- Brief -
Return every line of the listing below without changing anything.

- Stored data -
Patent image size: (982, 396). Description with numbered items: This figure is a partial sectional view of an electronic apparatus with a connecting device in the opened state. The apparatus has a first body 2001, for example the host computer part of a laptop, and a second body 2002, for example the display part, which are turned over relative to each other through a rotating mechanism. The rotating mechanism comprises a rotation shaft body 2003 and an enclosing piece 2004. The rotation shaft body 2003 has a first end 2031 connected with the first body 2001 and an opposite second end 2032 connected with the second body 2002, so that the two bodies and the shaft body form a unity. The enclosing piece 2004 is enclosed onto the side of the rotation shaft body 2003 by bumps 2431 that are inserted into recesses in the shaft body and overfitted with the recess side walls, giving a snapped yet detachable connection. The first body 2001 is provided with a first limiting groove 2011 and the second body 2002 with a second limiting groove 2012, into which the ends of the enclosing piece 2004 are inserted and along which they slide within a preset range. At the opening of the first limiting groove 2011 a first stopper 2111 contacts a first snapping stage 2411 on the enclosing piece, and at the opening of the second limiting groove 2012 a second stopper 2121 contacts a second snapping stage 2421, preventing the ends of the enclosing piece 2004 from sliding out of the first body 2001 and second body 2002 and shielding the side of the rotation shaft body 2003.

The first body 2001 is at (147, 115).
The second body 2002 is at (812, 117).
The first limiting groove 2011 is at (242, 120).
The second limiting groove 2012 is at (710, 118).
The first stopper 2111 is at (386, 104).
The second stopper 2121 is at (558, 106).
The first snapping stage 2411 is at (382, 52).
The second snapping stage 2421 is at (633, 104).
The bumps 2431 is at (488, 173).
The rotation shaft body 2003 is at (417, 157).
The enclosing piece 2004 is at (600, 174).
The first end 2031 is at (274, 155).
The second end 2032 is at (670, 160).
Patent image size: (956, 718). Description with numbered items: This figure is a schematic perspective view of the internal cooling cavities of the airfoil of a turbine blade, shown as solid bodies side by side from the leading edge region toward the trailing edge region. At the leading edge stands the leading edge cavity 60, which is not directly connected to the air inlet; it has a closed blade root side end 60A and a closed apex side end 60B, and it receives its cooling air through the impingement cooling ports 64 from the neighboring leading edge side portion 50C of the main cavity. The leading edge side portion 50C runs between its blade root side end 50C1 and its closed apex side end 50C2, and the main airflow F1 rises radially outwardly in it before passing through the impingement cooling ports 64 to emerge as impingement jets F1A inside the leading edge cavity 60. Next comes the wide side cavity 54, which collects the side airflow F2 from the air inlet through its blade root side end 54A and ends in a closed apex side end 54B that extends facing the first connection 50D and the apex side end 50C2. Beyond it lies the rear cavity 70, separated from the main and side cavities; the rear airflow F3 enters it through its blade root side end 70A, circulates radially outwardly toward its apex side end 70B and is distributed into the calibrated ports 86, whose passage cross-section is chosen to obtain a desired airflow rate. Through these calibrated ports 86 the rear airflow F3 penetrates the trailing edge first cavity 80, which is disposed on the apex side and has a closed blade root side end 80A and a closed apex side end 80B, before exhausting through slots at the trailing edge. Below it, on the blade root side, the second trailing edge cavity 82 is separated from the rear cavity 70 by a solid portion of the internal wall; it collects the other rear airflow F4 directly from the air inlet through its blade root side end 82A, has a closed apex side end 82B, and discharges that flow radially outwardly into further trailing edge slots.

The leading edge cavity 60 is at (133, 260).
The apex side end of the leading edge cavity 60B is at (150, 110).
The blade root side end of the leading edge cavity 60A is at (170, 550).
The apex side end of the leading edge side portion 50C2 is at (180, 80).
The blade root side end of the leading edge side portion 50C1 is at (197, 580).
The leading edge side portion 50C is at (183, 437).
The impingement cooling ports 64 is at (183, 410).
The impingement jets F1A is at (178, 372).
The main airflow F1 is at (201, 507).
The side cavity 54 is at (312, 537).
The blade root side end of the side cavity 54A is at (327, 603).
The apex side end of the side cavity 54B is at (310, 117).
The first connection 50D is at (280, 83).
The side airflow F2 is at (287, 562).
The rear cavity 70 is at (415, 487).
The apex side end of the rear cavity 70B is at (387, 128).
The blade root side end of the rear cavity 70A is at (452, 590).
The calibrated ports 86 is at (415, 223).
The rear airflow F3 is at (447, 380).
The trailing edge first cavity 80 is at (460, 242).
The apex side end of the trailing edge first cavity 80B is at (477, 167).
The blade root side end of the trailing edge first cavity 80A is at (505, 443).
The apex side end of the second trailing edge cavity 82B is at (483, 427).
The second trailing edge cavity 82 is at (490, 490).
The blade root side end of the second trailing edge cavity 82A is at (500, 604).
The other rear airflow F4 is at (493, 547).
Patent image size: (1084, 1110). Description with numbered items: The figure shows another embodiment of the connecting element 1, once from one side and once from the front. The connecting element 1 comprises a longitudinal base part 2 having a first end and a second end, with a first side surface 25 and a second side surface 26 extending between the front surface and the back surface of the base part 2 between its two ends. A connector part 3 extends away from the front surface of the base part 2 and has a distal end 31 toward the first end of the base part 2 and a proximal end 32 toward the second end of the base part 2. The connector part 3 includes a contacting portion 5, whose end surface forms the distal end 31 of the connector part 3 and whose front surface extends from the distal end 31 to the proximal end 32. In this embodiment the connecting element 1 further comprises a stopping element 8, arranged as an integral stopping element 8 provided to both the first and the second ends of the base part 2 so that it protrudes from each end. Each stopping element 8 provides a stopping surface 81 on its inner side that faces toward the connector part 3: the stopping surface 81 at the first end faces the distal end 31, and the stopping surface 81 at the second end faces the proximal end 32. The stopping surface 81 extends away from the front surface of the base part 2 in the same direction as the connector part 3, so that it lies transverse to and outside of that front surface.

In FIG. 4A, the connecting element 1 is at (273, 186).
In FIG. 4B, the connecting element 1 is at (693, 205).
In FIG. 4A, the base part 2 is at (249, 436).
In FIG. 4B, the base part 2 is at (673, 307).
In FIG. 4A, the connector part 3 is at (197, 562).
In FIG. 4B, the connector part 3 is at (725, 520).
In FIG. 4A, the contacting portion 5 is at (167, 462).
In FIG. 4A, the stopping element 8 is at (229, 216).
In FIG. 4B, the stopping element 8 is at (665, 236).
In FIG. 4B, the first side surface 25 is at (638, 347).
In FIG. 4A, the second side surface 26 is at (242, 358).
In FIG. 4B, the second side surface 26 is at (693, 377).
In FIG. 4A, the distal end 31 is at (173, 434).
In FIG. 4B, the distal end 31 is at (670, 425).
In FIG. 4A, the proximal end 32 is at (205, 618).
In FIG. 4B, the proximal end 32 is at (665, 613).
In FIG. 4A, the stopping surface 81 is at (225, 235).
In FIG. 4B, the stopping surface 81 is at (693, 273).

- Worked solution -
Patent image size: (982, 396). Description with numbered items: This figure is a partial sectional view of an electronic apparatus with a connecting device in the opened state. The apparatus has a first body 2001, for example the host computer part of a laptop, and a second body 2002, for example the display part, which are turned over relative to each other through a rotating mechanism. The rotating mechanism comprises a rotation shaft body 2003 and an enclosing piece 2004. The rotation shaft body 2003 has a first end 2031 connected with the first body 2001 and an opposite second end 2032 connected with the second body 2002, so that the two bodies and the shaft body form a unity. The enclosing piece 2004 is enclosed onto the side of the rotation shaft body 2003 by bumps 2431 that are inserted into recesses in the shaft body and overfitted with the recess side walls, giving a snapped yet detachable connection. The first body 2001 is provided with a first limiting groove 2011 and the second body 2002 with a second limiting groove 2012, into which the ends of the enclosing piece 2004 are inserted and along which they slide within a preset range. At the opening of the first limiting groove 2011 a first stopper 2111 contacts a first snapping stage 2411 on the enclosing piece, and at the opening of the second limiting groove 2012 a second stopper 2121 contacts a second snapping stage 2421, preventing the ends of the enclosing piece 2004 from sliding out of the first body 2001 and second body 2002 and shielding the side of the rotation shaft body 2003.

The first body 2001 is at (147, 115).
The second body 2002 is at (812, 117).
The first limiting groove 2011 is at (242, 120).
The second limiting groove 2012 is at (710, 118).
The first stopper 2111 is at (386, 104).
The second stopper 2121 is at (558, 106).
The first snapping stage 2411 is at (382, 52).
The second snapping stage 2421 is at (633, 104).
The bumps 2431 is at (488, 173).
The rotation shaft body 2003 is at (417, 157).
The enclosing piece 2004 is at (600, 174).
The first end 2031 is at (274, 155).
The second end 2032 is at (670, 160).
Patent image size: (956, 718). Description with numbered items: This figure is a schematic perspective view of the internal cooling cavities of the airfoil of a turbine blade, shown as solid bodies side by side from the leading edge region toward the trailing edge region. At the leading edge stands the leading edge cavity 60, which is not directly connected to the air inlet; it has a closed blade root side end 60A and a closed apex side end 60B, and it receives its cooling air through the impingement cooling ports 64 from the neighboring leading edge side portion 50C of the main cavity. The leading edge side portion 50C runs between its blade root side end 50C1 and its closed apex side end 50C2, and the main airflow F1 rises radially outwardly in it before passing through the impingement cooling ports 64 to emerge as impingement jets F1A inside the leading edge cavity 60. Next comes the wide side cavity 54, which collects the side airflow F2 from the air inlet through its blade root side end 54A and ends in a closed apex side end 54B that extends facing the first connection 50D and the apex side end 50C2. Beyond it lies the rear cavity 70, separated from the main and side cavities; the rear airflow F3 enters it through its blade root side end 70A, circulates radially outwardly toward its apex side end 70B and is distributed into the calibrated ports 86, whose passage cross-section is chosen to obtain a desired airflow rate. Through these calibrated ports 86 the rear airflow F3 penetrates the trailing edge first cavity 80, which is disposed on the apex side and has a closed blade root side end 80A and a closed apex side end 80B, before exhausting through slots at the trailing edge. Below it, on the blade root side, the second trailing edge cavity 82 is separated from the rear cavity 70 by a solid portion of the internal wall; it collects the other rear airflow F4 directly from the air inlet through its blade root side end 82A, has a closed apex side end 82B, and discharges that flow radially outwardly into further trailing edge slots.

The leading edge cavity 60 is at (133, 260).
The apex side end of the leading edge cavity 60B is at (150, 110).
The blade root side end of the leading edge cavity 60A is at (170, 550).
The apex side end of the leading edge side portion 50C2 is at (180, 80).
The blade root side end of the leading edge side portion 50C1 is at (197, 580).
The leading edge side portion 50C is at (183, 437).
The impingement cooling ports 64 is at (183, 410).
The impingement jets F1A is at (178, 372).
The main airflow F1 is at (201, 507).
The side cavity 54 is at (312, 537).
The blade root side end of the side cavity 54A is at (327, 603).
The apex side end of the side cavity 54B is at (310, 117).
The first connection 50D is at (280, 83).
The side airflow F2 is at (287, 562).
The rear cavity 70 is at (415, 487).
The apex side end of the rear cavity 70B is at (387, 128).
The blade root side end of the rear cavity 70A is at (452, 590).
The calibrated ports 86 is at (415, 223).
The rear airflow F3 is at (447, 380).
The trailing edge first cavity 80 is at (460, 242).
The apex side end of the trailing edge first cavity 80B is at (477, 167).
The blade root side end of the trailing edge first cavity 80A is at (505, 443).
The apex side end of the second trailing edge cavity 82B is at (483, 427).
The second trailing edge cavity 82 is at (490, 490).
The blade root side end of the second trailing edge cavity 82A is at (500, 604).
The other rear airflow F4 is at (493, 547).
Patent image size: (1084, 1110). Description with numbered items: The figure shows another embodiment of the connecting element 1, once from one side and once from the front. The connecting element 1 comprises a longitudinal base part 2 having a first end and a second end, with a first side surface 25 and a second side surface 26 extending between the front surface and the back surface of the base part 2 between its two ends. A connector part 3 extends away from the front surface of the base part 2 and has a distal end 31 toward the first end of the base part 2 and a proximal end 32 toward the second end of the base part 2. The connector part 3 includes a contacting portion 5, whose end surface forms the distal end 31 of the connector part 3 and whose front surface extends from the distal end 31 to the proximal end 32. In this embodiment the connecting element 1 further comprises a stopping element 8, arranged as an integral stopping element 8 provided to both the first and the second ends of the base part 2 so that it protrudes from each end. Each stopping element 8 provides a stopping surface 81 on its inner side that faces toward the connector part 3: the stopping surface 81 at the first end faces the distal end 31, and the stopping surface 81 at the second end faces the proximal end 32. The stopping surface 81 extends away from the front surface of the base part 2 in the same direction as the connector part 3, so that it lies transverse to and outside of that front surface.

In FIG. 4A, the connecting element 1 is at (273, 186).
In FIG. 4B, the connecting element 1 is at (693, 205).
In FIG. 4A, the base part 2 is at (249, 436).
In FIG. 4B, the base part 2 is at (673, 307).
In FIG. 4A, the connector part 3 is at (197, 562).
In FIG. 4B, the connector part 3 is at (725, 520).
In FIG. 4A, the contacting portion 5 is at (167, 462).
In FIG. 4A, the stopping element 8 is at (229, 216).
In FIG. 4B, the stopping element 8 is at (665, 236).
In FIG. 4B, the first side surface 25 is at (638, 347).
In FIG. 4A, the second side surface 26 is at (242, 358).
In FIG. 4B, the second side surface 26 is at (693, 377).
In FIG. 4A, the distal end 31 is at (173, 434).
In FIG. 4B, the distal end 31 is at (670, 425).
In FIG. 4A, the proximal end 32 is at (205, 618).
In FIG. 4B, the proximal end 32 is at (665, 613).
In FIG. 4A, the stopping surface 81 is at (225, 235).
In FIG. 4B, the stopping surface 81 is at (693, 273).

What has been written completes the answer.